Written request: Which lines include the word "High"? Copy each of them.

Working data:
————

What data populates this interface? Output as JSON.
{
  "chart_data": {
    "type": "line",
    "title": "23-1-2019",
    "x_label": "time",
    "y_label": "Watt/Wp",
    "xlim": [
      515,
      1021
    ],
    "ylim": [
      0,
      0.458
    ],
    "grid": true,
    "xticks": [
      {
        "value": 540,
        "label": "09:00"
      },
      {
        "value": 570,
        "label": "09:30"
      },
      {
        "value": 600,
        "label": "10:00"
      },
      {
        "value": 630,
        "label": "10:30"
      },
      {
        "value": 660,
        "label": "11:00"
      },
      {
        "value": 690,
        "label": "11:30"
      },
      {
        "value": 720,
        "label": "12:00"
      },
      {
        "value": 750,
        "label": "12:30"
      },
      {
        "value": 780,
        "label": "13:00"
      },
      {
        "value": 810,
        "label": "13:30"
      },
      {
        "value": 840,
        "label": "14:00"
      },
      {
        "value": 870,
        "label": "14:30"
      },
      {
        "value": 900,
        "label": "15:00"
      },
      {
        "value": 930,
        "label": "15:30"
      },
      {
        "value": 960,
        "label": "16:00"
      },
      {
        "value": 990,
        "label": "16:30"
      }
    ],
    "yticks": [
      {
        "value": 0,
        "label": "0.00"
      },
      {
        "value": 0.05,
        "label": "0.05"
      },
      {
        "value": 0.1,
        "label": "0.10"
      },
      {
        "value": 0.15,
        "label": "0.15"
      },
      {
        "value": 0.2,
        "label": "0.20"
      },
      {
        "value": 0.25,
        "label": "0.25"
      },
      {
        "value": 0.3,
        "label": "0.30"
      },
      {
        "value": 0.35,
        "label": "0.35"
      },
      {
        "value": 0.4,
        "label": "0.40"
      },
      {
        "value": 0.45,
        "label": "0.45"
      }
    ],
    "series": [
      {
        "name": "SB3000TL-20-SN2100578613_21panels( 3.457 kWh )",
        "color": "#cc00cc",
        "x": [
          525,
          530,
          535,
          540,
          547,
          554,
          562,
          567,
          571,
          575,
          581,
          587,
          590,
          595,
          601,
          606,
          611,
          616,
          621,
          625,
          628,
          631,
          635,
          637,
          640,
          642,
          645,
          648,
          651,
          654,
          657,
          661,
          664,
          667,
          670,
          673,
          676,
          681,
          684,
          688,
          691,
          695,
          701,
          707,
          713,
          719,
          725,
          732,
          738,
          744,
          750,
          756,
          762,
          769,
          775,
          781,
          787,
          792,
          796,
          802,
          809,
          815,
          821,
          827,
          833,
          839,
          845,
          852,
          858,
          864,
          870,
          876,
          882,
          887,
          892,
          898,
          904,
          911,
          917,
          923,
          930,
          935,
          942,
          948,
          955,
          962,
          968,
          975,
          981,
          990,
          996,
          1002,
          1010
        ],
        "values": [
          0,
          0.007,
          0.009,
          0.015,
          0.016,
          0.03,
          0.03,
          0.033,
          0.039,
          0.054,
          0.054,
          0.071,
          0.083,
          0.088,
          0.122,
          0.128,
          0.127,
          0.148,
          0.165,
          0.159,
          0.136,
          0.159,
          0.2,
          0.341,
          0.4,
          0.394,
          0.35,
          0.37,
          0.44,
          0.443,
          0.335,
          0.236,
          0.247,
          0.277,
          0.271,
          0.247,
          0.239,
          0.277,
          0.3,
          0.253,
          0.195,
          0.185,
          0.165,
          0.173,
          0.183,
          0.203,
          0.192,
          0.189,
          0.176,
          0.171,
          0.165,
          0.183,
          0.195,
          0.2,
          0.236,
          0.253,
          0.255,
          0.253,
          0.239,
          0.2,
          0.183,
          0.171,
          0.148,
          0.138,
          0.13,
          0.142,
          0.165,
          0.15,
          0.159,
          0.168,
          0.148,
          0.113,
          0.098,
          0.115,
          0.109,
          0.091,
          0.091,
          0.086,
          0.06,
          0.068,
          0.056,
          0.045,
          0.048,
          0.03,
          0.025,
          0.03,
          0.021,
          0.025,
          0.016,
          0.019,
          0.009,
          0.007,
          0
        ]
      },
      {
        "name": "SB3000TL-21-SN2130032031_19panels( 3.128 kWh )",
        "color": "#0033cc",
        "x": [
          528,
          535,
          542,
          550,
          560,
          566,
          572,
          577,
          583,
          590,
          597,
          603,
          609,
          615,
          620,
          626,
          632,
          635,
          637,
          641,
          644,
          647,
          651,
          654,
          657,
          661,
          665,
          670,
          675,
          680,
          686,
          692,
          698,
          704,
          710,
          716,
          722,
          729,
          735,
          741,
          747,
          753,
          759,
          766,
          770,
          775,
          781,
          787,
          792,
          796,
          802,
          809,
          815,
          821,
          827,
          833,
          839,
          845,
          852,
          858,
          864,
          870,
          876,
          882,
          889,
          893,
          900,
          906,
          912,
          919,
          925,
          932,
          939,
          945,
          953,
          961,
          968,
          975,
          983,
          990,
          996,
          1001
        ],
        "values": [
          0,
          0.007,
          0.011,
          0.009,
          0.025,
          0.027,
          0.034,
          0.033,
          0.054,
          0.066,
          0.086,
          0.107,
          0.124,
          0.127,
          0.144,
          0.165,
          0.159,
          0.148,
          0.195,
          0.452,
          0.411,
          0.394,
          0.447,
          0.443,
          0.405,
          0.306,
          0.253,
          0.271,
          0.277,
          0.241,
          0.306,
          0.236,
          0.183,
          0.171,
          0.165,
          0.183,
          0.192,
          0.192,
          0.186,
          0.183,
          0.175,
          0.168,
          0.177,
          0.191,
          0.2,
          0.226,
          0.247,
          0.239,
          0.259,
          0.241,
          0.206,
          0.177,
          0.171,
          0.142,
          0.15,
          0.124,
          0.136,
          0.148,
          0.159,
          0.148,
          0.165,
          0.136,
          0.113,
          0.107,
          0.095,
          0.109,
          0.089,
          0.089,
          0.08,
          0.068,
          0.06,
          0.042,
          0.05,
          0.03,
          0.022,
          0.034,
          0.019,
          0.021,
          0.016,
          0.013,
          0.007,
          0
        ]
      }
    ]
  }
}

————

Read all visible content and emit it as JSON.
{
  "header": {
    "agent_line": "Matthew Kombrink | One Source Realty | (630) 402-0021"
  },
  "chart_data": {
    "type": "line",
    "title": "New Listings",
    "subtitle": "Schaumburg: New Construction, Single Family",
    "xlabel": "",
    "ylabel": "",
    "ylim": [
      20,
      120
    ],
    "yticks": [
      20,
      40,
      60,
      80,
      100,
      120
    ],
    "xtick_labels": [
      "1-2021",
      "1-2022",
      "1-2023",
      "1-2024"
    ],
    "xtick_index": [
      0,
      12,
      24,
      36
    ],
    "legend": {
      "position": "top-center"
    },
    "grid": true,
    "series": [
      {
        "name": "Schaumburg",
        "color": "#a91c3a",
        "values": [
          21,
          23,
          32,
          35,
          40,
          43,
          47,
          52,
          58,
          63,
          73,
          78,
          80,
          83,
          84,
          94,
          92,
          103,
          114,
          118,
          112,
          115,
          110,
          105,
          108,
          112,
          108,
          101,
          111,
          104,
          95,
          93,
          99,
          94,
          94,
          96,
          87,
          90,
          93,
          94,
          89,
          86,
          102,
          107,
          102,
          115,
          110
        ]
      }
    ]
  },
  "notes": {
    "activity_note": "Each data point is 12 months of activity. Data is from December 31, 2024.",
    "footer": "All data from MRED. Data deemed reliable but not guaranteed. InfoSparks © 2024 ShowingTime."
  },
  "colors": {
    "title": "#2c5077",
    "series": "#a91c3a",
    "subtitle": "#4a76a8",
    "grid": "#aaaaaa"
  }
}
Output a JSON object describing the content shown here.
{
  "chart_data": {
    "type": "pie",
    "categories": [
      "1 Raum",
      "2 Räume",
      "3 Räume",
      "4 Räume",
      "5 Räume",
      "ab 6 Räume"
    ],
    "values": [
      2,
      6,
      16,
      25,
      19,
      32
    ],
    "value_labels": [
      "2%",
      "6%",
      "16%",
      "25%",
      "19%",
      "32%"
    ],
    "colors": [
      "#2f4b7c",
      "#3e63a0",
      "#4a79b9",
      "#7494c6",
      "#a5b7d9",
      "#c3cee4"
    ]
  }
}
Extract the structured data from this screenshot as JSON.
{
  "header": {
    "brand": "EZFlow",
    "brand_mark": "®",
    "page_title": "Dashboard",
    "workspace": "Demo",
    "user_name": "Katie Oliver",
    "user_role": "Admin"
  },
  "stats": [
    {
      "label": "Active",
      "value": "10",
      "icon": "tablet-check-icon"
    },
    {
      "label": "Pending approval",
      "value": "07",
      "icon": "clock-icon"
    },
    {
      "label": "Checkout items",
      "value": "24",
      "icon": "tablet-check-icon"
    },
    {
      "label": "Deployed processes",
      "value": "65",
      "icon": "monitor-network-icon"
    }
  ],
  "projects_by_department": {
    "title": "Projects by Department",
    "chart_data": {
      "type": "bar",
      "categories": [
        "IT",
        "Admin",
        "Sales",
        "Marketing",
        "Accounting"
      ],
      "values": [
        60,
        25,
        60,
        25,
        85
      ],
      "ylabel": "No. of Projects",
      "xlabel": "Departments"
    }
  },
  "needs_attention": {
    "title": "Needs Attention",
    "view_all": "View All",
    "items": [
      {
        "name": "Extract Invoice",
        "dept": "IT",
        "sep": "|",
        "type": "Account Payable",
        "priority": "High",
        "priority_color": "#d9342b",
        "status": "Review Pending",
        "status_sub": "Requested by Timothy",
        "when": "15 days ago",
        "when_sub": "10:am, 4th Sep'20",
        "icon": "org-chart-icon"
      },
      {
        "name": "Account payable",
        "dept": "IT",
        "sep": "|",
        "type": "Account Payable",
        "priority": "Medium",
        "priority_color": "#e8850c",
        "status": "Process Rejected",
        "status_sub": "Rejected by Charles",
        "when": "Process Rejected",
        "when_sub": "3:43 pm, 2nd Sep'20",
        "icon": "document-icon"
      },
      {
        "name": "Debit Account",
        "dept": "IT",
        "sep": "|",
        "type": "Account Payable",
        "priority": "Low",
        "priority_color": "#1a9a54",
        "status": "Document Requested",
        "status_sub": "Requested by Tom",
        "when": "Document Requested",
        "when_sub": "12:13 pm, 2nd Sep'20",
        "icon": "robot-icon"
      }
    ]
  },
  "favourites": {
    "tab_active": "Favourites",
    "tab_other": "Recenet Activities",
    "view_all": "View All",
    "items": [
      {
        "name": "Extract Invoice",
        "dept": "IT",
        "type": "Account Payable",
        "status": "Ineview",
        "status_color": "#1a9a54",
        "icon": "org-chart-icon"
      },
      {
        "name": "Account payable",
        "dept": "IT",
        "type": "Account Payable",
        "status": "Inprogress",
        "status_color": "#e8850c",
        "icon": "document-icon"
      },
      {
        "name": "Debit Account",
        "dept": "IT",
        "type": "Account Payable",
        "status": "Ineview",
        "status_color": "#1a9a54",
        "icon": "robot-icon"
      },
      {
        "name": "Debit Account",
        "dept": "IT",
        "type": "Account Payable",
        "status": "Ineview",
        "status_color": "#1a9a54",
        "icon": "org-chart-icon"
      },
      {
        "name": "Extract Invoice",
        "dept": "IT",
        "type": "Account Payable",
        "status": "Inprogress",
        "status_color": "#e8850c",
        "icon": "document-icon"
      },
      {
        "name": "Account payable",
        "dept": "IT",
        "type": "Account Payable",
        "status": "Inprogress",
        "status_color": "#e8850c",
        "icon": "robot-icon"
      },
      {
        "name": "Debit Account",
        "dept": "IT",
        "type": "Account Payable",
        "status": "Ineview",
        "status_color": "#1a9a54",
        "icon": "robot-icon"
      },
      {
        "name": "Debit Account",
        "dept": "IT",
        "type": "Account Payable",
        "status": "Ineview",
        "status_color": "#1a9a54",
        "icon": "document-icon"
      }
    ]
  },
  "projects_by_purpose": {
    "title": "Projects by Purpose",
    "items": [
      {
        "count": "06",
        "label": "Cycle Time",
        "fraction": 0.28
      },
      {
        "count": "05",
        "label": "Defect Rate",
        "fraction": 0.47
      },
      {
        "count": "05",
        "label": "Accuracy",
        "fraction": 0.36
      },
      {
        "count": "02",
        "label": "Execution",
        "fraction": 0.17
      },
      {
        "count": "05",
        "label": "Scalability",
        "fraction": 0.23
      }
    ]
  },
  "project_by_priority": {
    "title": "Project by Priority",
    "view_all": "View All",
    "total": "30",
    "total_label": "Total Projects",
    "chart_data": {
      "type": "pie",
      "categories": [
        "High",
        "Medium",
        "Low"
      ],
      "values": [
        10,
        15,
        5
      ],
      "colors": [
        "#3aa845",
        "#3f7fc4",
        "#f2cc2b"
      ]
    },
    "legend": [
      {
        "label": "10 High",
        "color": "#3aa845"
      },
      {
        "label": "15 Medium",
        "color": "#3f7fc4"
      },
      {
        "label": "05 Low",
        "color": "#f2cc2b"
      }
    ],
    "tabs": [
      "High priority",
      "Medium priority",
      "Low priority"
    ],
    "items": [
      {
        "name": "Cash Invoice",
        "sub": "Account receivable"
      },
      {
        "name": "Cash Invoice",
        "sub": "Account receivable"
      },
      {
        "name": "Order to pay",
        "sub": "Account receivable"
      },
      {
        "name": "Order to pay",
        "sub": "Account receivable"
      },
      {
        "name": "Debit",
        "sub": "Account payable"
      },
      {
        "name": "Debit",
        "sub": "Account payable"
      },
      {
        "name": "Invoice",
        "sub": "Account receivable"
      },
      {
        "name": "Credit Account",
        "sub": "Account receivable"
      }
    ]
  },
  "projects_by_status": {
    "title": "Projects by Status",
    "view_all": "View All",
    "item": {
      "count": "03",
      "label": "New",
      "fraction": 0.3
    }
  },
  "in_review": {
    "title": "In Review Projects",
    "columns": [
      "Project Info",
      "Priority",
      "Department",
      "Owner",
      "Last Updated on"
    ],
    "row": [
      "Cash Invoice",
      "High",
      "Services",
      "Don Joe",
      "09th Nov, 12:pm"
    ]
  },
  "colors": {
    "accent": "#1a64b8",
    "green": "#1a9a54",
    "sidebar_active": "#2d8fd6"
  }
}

————

Worked answer:
        "priority": "High",
        "High",
        "label": "10 High",
      "High priority",
      "High",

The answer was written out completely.